=== Aim of the exercise ===
Write out the whole listing word for word.

Dataset items

Start

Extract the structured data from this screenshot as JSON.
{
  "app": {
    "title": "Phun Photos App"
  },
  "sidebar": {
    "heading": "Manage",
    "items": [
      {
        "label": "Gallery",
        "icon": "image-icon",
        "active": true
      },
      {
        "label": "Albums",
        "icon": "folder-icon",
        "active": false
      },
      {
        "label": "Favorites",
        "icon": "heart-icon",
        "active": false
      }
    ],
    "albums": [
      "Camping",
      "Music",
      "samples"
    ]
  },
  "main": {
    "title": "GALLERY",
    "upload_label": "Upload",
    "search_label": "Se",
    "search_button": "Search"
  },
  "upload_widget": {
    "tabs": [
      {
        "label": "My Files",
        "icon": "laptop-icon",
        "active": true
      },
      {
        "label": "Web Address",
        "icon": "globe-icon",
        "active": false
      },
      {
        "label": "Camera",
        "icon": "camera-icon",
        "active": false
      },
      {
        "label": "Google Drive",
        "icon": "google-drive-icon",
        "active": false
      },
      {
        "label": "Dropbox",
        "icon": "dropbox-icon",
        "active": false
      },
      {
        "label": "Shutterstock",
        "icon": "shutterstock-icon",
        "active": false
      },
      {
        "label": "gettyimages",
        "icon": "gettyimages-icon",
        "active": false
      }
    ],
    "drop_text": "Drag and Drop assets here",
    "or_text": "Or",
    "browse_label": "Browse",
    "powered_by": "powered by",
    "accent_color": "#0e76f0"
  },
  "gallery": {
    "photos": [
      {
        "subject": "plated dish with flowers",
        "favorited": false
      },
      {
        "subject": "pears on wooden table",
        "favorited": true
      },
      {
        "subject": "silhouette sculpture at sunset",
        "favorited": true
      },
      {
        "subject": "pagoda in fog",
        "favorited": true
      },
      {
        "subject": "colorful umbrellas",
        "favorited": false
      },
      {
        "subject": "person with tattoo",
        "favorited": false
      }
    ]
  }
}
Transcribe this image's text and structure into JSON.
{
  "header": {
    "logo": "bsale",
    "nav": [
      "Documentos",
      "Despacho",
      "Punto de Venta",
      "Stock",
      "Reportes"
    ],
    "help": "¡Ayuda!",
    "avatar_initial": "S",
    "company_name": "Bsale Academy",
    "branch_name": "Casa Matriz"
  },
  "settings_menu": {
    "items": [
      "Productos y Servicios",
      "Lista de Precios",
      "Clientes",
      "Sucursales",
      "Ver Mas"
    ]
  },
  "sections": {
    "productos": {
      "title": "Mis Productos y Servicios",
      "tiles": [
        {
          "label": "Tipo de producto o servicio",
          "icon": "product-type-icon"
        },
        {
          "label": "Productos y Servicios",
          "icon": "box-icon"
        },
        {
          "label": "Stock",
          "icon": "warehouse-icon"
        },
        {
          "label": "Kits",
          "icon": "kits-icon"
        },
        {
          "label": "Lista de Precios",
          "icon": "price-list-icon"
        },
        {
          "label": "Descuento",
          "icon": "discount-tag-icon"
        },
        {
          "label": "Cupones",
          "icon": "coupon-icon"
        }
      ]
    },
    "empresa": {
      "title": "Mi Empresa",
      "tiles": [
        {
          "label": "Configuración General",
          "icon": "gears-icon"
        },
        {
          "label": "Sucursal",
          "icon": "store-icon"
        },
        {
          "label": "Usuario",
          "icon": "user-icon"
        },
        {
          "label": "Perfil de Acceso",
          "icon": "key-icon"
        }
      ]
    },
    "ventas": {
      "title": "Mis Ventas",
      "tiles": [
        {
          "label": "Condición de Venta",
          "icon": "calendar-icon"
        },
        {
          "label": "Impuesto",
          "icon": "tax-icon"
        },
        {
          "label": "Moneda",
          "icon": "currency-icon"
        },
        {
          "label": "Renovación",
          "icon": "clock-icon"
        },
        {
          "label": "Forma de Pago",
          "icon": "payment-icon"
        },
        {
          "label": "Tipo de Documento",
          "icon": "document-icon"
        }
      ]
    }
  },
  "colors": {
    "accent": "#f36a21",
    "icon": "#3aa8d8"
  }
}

End

=== Task response ===
Extract the structured data from this screenshot as JSON.
{
  "app": {
    "title": "Phun Photos App"
  },
  "sidebar": {
    "heading": "Manage",
    "items": [
      {
        "label": "Gallery",
        "icon": "image-icon",
        "active": true
      },
      {
        "label": "Albums",
        "icon": "folder-icon",
        "active": false
      },
      {
        "label": "Favorites",
        "icon": "heart-icon",
        "active": false
      }
    ],
    "albums": [
      "Camping",
      "Music",
      "samples"
    ]
  },
  "main": {
    "title": "GALLERY",
    "upload_label": "Upload",
    "search_label": "Se",
    "search_button": "Search"
  },
  "upload_widget": {
    "tabs": [
      {
        "label": "My Files",
        "icon": "laptop-icon",
        "active": true
      },
      {
        "label": "Web Address",
        "icon": "globe-icon",
        "active": false
      },
      {
        "label": "Camera",
        "icon": "camera-icon",
        "active": false
      },
      {
        "label": "Google Drive",
        "icon": "google-drive-icon",
        "active": false
      },
      {
        "label": "Dropbox",
        "icon": "dropbox-icon",
        "active": false
      },
      {
        "label": "Shutterstock",
        "icon": "shutterstock-icon",
        "active": false
      },
      {
        "label": "gettyimages",
        "icon": "gettyimages-icon",
        "active": false
      }
    ],
    "drop_text": "Drag and Drop assets here",
    "or_text": "Or",
    "browse_label": "Browse",
    "powered_by": "powered by",
    "accent_color": "#0e76f0"
  },
  "gallery": {
    "photos": [
      {
        "subject": "plated dish with flowers",
        "favorited": false
      },
      {
        "subject": "pears on wooden table",
        "favorited": true
      },
      {
        "subject": "silhouette sculpture at sunset",
        "favorited": true
      },
      {
        "subject": "pagoda in fog",
        "favorited": true
      },
      {
        "subject": "colorful umbrellas",
        "favorited": false
      },
      {
        "subject": "person with tattoo",
        "favorited": false
      }
    ]
  }
}
Transcribe this image's text and structure into JSON.
{
  "header": {
    "logo": "bsale",
    "nav": [
      "Documentos",
      "Despacho",
      "Punto de Venta",
      "Stock",
      "Reportes"
    ],
    "help": "¡Ayuda!",
    "avatar_initial": "S",
    "company_name": "Bsale Academy",
    "branch_name": "Casa Matriz"
  },
  "settings_menu": {
    "items": [
      "Productos y Servicios",
      "Lista de Precios",
      "Clientes",
      "Sucursales",
      "Ver Mas"
    ]
  },
  "sections": {
    "productos": {
      "title": "Mis Productos y Servicios",
      "tiles": [
        {
          "label": "Tipo de producto o servicio",
          "icon": "product-type-icon"
        },
        {
          "label": "Productos y Servicios",
          "icon": "box-icon"
        },
        {
          "label": "Stock",
          "icon": "warehouse-icon"
        },
        {
          "label": "Kits",
          "icon": "kits-icon"
        },
        {
          "label": "Lista de Precios",
          "icon": "price-list-icon"
        },
        {
          "label": "Descuento",
          "icon": "discount-tag-icon"
        },
        {
          "label": "Cupones",
          "icon": "coupon-icon"
        }
      ]
    },
    "empresa": {
      "title": "Mi Empresa",
      "tiles": [
        {
          "label": "Configuración General",
          "icon": "gears-icon"
        },
        {
          "label": "Sucursal",
          "icon": "store-icon"
        },
        {
          "label": "Usuario",
          "icon": "user-icon"
        },
        {
          "label": "Perfil de Acceso",
          "icon": "key-icon"
        }
      ]
    },
    "ventas": {
      "title": "Mis Ventas",
      "tiles": [
        {
          "label": "Condición de Venta",
          "icon": "calendar-icon"
        },
        {
          "label": "Impuesto",
          "icon": "tax-icon"
        },
        {
          "label": "Moneda",
          "icon": "currency-icon"
        },
        {
          "label": "Renovación",
          "icon": "clock-icon"
        },
        {
          "label": "Forma de Pago",
          "icon": "payment-icon"
        },
        {
          "label": "Tipo de Documento",
          "icon": "document-icon"
        }
      ]
    }
  },
  "colors": {
    "accent": "#f36a21",
    "icon": "#3aa8d8"
  }
}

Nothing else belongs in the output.